- **TASK DESCRIPTION**: Will you transcribe the entries that follow, exactly and in full?

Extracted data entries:
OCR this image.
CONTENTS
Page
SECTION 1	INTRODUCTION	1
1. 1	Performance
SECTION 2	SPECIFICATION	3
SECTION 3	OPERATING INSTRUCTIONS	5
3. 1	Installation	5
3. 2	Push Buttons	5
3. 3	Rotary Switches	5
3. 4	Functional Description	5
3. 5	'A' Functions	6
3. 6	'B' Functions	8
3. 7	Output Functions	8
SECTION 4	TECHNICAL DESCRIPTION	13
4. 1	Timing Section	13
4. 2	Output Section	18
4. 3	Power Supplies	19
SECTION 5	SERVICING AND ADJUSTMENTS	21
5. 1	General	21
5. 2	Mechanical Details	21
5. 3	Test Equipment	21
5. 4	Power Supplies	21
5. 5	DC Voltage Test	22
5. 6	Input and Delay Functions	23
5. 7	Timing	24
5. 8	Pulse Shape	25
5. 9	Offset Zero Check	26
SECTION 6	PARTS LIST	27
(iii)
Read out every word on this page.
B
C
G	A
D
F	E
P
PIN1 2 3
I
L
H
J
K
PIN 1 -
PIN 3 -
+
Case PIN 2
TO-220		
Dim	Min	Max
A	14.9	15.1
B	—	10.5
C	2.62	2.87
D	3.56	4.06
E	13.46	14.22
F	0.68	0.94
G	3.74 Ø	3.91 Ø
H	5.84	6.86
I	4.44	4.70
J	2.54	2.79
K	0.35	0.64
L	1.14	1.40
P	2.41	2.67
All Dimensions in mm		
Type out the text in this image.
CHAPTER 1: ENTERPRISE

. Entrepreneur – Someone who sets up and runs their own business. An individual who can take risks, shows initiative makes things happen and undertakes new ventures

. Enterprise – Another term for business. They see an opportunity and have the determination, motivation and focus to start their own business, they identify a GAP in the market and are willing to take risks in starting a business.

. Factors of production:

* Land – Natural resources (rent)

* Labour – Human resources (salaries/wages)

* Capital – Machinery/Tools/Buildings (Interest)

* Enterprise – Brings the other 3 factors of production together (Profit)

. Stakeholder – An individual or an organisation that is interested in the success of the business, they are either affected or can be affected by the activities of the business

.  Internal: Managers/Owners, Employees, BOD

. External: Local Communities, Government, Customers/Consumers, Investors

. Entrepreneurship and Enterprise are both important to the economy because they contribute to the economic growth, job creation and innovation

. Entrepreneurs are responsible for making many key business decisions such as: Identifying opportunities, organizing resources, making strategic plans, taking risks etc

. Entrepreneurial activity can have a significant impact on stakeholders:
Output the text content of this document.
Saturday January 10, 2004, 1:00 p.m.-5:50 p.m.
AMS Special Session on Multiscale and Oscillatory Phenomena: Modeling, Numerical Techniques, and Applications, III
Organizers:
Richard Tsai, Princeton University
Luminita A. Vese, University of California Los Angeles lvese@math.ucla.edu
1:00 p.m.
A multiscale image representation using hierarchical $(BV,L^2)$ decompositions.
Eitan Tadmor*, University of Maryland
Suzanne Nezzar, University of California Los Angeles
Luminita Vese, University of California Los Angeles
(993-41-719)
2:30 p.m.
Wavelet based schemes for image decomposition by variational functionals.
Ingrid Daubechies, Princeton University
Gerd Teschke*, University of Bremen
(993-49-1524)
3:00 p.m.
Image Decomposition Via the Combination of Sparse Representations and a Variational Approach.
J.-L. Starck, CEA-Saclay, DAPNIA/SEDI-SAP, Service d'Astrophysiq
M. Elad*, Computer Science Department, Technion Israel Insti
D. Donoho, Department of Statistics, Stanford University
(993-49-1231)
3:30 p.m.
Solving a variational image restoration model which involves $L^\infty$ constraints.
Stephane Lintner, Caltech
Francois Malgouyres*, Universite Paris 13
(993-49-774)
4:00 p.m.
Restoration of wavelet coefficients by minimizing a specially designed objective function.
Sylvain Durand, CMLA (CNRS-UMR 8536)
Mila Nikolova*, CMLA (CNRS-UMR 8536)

- **SOLUTION FOR THIS PROBLEM**:
OCR this image.
CONTENTS
Page
SECTION 1	INTRODUCTION	1
1. 1	Performance
SECTION 2	SPECIFICATION	3
SECTION 3	OPERATING INSTRUCTIONS	5
3. 1	Installation	5
3. 2	Push Buttons	5
3. 3	Rotary Switches	5
3. 4	Functional Description	5
3. 5	'A' Functions	6
3. 6	'B' Functions	8
3. 7	Output Functions	8
SECTION 4	TECHNICAL DESCRIPTION	13
4. 1	Timing Section	13
4. 2	Output Section	18
4. 3	Power Supplies	19
SECTION 5	SERVICING AND ADJUSTMENTS	21
5. 1	General	21
5. 2	Mechanical Details	21
5. 3	Test Equipment	21
5. 4	Power Supplies	21
5. 5	DC Voltage Test	22
5. 6	Input and Delay Functions	23
5. 7	Timing	24
5. 8	Pulse Shape	25
5. 9	Offset Zero Check	26
SECTION 6	PARTS LIST	27
(iii)
Read out every word on this page.
B
C
G	A
D
F	E
P
PIN1 2 3
I
L
H
J
K
PIN 1 -
PIN 3 -
+
Case PIN 2
TO-220		
Dim	Min	Max
A	14.9	15.1
B	—	10.5
C	2.62	2.87
D	3.56	4.06
E	13.46	14.22
F	0.68	0.94
G	3.74 Ø	3.91 Ø
H	5.84	6.86
I	4.44	4.70
J	2.54	2.79
K	0.35	0.64
L	1.14	1.40
P	2.41	2.67
All Dimensions in mm		
Type out the text in this image.
CHAPTER 1: ENTERPRISE

. Entrepreneur – Someone who sets up and runs their own business. An individual who can take risks, shows initiative makes things happen and undertakes new ventures

. Enterprise – Another term for business. They see an opportunity and have the determination, motivation and focus to start their own business, they identify a GAP in the market and are willing to take risks in starting a business.

. Factors of production:

* Land – Natural resources (rent)

* Labour – Human resources (salaries/wages)

* Capital – Machinery/Tools/Buildings (Interest)

* Enterprise – Brings the other 3 factors of production together (Profit)

. Stakeholder – An individual or an organisation that is interested in the success of the business, they are either affected or can be affected by the activities of the business

.  Internal: Managers/Owners, Employees, BOD

. External: Local Communities, Government, Customers/Consumers, Investors

. Entrepreneurship and Enterprise are both important to the economy because they contribute to the economic growth, job creation and innovation

. Entrepreneurs are responsible for making many key business decisions such as: Identifying opportunities, organizing resources, making strategic plans, taking risks etc

. Entrepreneurial activity can have a significant impact on stakeholders:
Output the text content of this document.
Saturday January 10, 2004, 1:00 p.m.-5:50 p.m.
AMS Special Session on Multiscale and Oscillatory Phenomena: Modeling, Numerical Techniques, and Applications, III
Organizers:
Richard Tsai, Princeton University
Luminita A. Vese, University of California Los Angeles lvese@math.ucla.edu
1:00 p.m.
A multiscale image representation using hierarchical $(BV,L^2)$ decompositions.
Eitan Tadmor*, University of Maryland
Suzanne Nezzar, University of California Los Angeles
Luminita Vese, University of California Los Angeles
(993-41-719)
2:30 p.m.
Wavelet based schemes for image decomposition by variational functionals.
Ingrid Daubechies, Princeton University
Gerd Teschke*, University of Bremen
(993-49-1524)
3:00 p.m.
Image Decomposition Via the Combination of Sparse Representations and a Variational Approach.
J.-L. Starck, CEA-Saclay, DAPNIA/SEDI-SAP, Service d'Astrophysiq
M. Elad*, Computer Science Department, Technion Israel Insti
D. Donoho, Department of Statistics, Stanford University
(993-49-1231)
3:30 p.m.
Solving a variational image restoration model which involves $L^\infty$ constraints.
Stephane Lintner, Caltech
Francois Malgouyres*, Universite Paris 13
(993-49-774)
4:00 p.m.
Restoration of wavelet coefficients by minimizing a specially designed objective function.
Sylvain Durand, CMLA (CNRS-UMR 8536)
Mila Nikolova*, CMLA (CNRS-UMR 8536)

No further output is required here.